Your instructions
Provide the number of lines where the word "Drops" occurs, and no other text.

+ + + + + + +

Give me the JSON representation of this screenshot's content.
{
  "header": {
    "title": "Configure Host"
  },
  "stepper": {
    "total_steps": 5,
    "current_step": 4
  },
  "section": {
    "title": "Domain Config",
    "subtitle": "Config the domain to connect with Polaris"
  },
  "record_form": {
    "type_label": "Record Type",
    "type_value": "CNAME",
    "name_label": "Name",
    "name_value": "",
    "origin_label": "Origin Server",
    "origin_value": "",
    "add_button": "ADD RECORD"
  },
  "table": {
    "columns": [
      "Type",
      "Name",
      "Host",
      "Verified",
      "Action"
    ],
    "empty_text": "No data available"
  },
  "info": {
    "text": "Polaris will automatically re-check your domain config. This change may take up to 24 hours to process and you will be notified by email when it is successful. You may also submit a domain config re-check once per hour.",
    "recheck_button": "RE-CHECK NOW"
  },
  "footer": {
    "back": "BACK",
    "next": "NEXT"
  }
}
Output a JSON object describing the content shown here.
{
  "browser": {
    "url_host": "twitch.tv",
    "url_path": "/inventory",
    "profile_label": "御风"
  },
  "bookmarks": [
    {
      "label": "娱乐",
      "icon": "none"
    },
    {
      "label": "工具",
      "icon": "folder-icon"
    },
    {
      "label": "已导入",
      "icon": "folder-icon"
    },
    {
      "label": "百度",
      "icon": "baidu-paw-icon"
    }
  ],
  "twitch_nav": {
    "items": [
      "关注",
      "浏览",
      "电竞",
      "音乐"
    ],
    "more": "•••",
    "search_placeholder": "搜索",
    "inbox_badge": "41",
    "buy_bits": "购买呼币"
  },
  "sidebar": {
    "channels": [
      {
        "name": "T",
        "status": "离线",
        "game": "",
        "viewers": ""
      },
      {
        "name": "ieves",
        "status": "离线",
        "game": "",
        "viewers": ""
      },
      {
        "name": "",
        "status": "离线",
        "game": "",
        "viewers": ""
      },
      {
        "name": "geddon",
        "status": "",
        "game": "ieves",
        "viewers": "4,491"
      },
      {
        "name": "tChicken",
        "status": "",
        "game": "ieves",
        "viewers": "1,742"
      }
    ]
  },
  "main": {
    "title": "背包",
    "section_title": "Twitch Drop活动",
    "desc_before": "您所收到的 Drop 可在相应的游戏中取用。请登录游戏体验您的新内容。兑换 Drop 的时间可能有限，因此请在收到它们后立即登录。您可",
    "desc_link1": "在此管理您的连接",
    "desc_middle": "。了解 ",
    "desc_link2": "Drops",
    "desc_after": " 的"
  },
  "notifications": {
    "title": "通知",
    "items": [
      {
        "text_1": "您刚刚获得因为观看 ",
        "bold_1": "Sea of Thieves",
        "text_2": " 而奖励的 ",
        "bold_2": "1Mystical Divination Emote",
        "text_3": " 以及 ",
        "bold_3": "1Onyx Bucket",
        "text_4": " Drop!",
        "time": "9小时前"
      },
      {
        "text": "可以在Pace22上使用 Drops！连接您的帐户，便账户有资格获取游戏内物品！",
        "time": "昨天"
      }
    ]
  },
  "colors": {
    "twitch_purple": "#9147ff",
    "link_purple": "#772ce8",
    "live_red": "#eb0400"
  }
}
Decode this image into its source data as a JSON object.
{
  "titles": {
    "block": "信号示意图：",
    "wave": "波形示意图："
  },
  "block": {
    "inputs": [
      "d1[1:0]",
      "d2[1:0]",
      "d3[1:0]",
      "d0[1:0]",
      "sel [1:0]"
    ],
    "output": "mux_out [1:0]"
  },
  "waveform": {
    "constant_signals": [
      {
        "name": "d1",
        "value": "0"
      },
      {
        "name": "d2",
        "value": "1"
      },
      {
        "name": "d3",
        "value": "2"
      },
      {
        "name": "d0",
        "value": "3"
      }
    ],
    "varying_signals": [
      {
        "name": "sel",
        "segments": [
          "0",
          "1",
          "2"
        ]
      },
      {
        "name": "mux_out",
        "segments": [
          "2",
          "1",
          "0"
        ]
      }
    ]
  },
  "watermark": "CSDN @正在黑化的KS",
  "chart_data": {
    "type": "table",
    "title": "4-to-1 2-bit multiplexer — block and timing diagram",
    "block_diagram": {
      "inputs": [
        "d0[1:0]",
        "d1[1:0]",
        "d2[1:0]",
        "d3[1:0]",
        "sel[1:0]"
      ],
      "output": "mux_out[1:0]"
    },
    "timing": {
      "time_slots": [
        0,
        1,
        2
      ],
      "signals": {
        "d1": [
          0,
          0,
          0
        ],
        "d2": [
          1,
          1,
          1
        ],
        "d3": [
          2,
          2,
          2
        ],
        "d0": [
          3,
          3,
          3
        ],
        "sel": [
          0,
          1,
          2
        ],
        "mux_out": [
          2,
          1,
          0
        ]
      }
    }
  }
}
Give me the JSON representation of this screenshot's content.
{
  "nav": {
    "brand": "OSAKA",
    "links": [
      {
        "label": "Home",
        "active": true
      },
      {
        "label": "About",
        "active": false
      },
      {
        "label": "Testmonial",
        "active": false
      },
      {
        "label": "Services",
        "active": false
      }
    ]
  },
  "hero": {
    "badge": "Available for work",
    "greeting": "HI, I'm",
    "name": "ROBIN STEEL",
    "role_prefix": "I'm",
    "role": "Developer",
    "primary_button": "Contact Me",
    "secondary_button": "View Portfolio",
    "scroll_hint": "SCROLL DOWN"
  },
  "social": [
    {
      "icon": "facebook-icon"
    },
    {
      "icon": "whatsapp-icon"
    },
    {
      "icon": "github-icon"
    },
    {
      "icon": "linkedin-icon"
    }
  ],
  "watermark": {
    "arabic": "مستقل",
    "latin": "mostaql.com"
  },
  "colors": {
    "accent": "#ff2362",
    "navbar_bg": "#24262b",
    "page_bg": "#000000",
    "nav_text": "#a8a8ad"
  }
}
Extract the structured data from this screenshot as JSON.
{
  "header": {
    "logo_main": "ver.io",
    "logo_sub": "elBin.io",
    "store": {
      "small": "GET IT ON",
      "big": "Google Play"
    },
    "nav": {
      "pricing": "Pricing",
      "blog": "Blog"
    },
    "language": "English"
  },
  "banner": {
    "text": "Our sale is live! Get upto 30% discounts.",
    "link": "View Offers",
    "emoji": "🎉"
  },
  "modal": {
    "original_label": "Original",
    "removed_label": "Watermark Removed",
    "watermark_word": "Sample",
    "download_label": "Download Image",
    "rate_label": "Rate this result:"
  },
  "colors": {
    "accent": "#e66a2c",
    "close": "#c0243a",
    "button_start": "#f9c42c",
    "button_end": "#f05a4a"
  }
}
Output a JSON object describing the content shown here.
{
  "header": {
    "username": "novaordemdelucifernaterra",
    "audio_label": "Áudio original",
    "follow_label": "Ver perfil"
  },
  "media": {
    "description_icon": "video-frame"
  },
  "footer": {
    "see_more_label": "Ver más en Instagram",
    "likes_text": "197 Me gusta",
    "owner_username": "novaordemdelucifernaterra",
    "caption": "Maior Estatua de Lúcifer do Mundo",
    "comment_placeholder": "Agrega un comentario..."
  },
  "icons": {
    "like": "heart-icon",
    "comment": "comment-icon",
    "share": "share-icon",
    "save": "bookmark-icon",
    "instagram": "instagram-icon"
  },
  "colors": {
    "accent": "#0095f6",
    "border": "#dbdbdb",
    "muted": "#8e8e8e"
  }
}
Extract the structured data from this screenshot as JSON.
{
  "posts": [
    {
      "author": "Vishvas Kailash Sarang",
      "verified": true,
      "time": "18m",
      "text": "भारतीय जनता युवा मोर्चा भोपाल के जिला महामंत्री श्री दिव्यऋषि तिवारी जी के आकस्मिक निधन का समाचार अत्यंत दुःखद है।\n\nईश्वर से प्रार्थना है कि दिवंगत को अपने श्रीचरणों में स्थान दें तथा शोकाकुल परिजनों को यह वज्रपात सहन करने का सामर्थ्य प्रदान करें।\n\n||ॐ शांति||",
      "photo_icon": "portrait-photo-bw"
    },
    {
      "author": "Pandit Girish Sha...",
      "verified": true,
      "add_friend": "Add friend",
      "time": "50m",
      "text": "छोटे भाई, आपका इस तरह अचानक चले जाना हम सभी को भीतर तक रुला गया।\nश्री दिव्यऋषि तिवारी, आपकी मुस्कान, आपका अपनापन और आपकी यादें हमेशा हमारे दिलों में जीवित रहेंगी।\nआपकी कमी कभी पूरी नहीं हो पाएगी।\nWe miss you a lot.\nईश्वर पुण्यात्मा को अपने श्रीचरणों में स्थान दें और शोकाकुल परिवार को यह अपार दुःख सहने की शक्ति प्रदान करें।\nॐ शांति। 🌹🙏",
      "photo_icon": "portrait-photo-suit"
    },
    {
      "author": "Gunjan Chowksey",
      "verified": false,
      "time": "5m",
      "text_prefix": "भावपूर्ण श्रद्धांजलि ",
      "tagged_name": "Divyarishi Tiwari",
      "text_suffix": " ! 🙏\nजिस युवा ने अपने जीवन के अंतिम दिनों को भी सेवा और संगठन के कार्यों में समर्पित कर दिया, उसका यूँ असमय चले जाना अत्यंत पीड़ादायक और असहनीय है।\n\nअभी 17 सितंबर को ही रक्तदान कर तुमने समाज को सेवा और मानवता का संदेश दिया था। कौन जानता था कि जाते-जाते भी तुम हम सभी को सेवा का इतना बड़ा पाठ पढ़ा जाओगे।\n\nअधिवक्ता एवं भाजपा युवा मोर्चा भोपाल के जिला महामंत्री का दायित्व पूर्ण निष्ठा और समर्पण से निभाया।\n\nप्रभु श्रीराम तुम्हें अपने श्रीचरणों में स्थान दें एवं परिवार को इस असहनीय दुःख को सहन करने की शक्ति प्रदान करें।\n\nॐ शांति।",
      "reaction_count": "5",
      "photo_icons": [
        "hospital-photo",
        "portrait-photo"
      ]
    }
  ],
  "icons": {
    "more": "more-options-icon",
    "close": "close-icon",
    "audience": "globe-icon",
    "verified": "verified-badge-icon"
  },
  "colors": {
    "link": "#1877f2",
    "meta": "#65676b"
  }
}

+ + + + + + +

Solution to this exercise
2